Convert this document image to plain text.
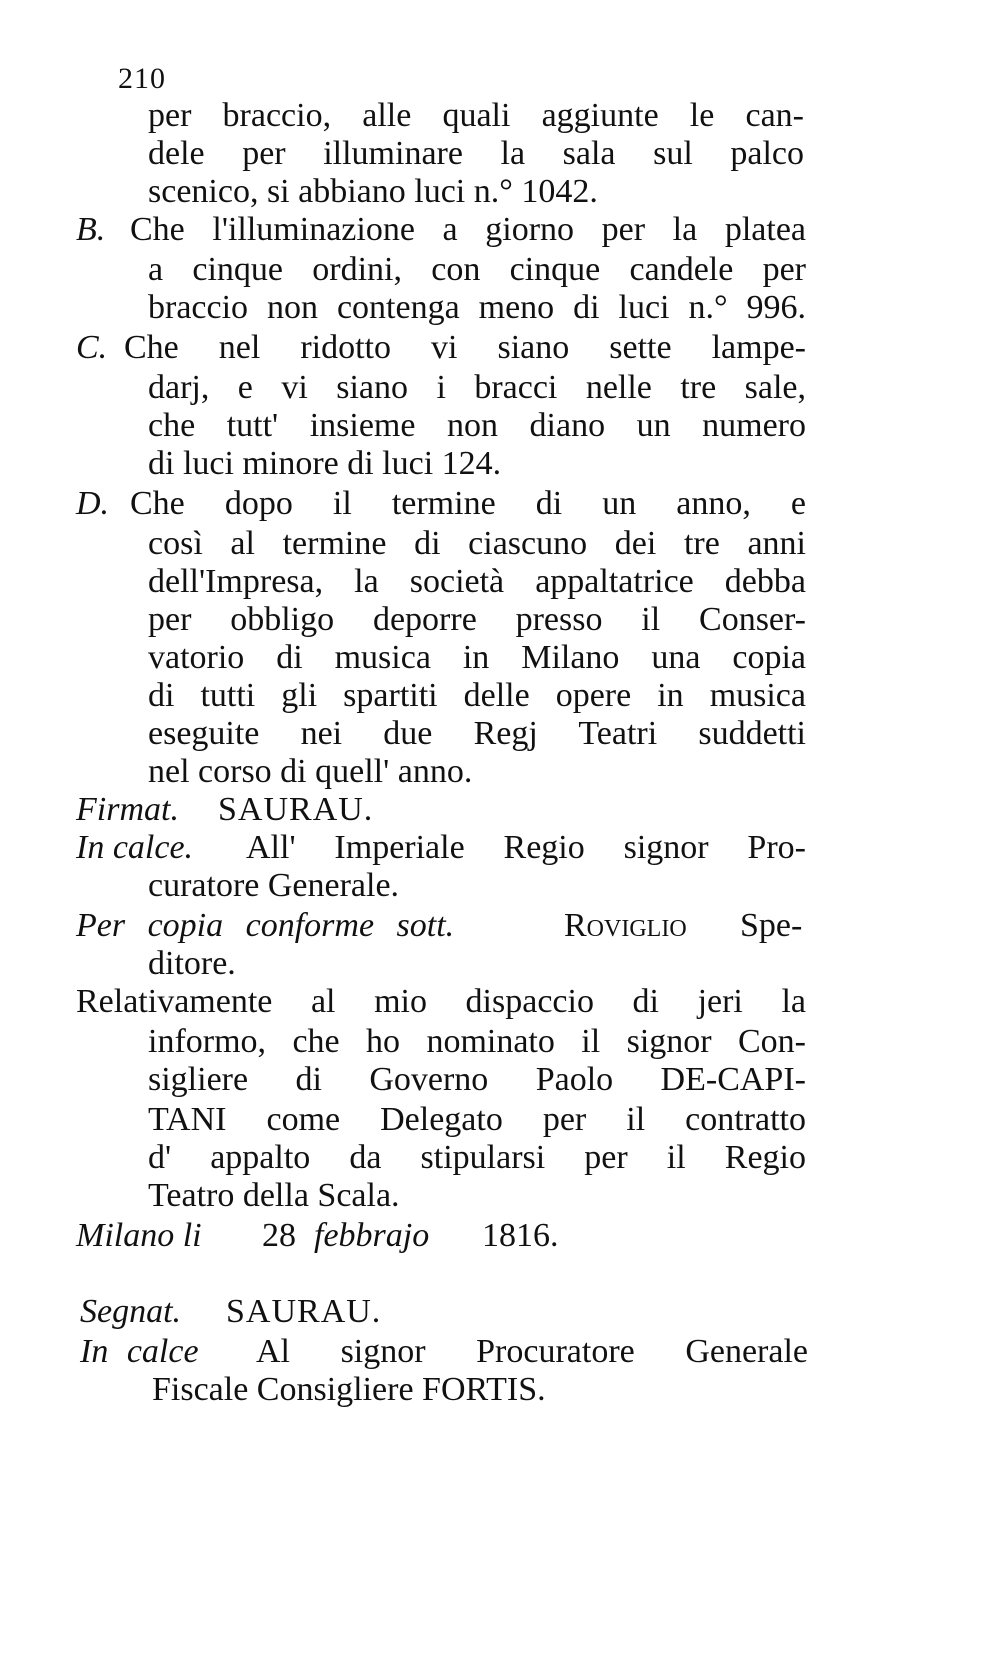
210
per braccio, alle quali aggiunte le can-
dele per illuminare la sala sul palco
scenico, si abbiano luci n.° 1042.
B. Che l'illuminazione a giorno per la platea
a cinque ordini, con cinque candele per
braccio non contenga meno di luci n.° 996.
C. Che nel ridotto vi siano sette lampe-
darj, e vi siano i bracci nelle tre sale,
che tutt' insieme non diano un numero
di luci minore di luci 124.
D. Che dopo il termine di un anno, e
così al termine di ciascuno dei tre anni
dell'Impresa, la società appaltatrice debba
per obbligo deporre presso il Conser-
vatorio di musica in Milano una copia
di tutti gli spartiti delle opere in musica
eseguite nei due Regj Teatri suddetti
nel corso di quell' anno.
Firmat. SAURAU.
In calce. All' Imperiale Regio signor Pro-
curatore Generale.
Per copia conforme sott.	Roviglio Spe-
ditore.
Relativamente al mio dispaccio di jeri la
informo, che ho nominato il signor Con-
sigliere di Governo Paolo DE-CAPI-
TANI come Delegato per il contratto
d' appalto da stipularsi per il Regio
Teatro della Scala.
Milano li 28 febbrajo 1816.
Segnat. SAURAU.
In calce Al signor Procuratore Generale
Fiscale Consigliere FORTIS.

-------

• _What is asked_
Reproduce the listing word for word and omit its pictures.

• _Answer_
Convert this document image to plain text.
210
per braccio, alle quali aggiunte le can-
dele per illuminare la sala sul palco
scenico, si abbiano luci n.° 1042.
B. Che l'illuminazione a giorno per la platea
a cinque ordini, con cinque candele per
braccio non contenga meno di luci n.° 996.
C. Che nel ridotto vi siano sette lampe-
darj, e vi siano i bracci nelle tre sale,
che tutt' insieme non diano un numero
di luci minore di luci 124.
D. Che dopo il termine di un anno, e
così al termine di ciascuno dei tre anni
dell'Impresa, la società appaltatrice debba
per obbligo deporre presso il Conser-
vatorio di musica in Milano una copia
di tutti gli spartiti delle opere in musica
eseguite nei due Regj Teatri suddetti
nel corso di quell' anno.
Firmat. SAURAU.
In calce. All' Imperiale Regio signor Pro-
curatore Generale.
Per copia conforme sott.	Roviglio Spe-
ditore.
Relativamente al mio dispaccio di jeri la
informo, che ho nominato il signor Con-
sigliere di Governo Paolo DE-CAPI-
TANI come Delegato per il contratto
d' appalto da stipularsi per il Regio
Teatro della Scala.
Milano li 28 febbrajo 1816.
Segnat. SAURAU.
In calce Al signor Procuratore Generale
Fiscale Consigliere FORTIS.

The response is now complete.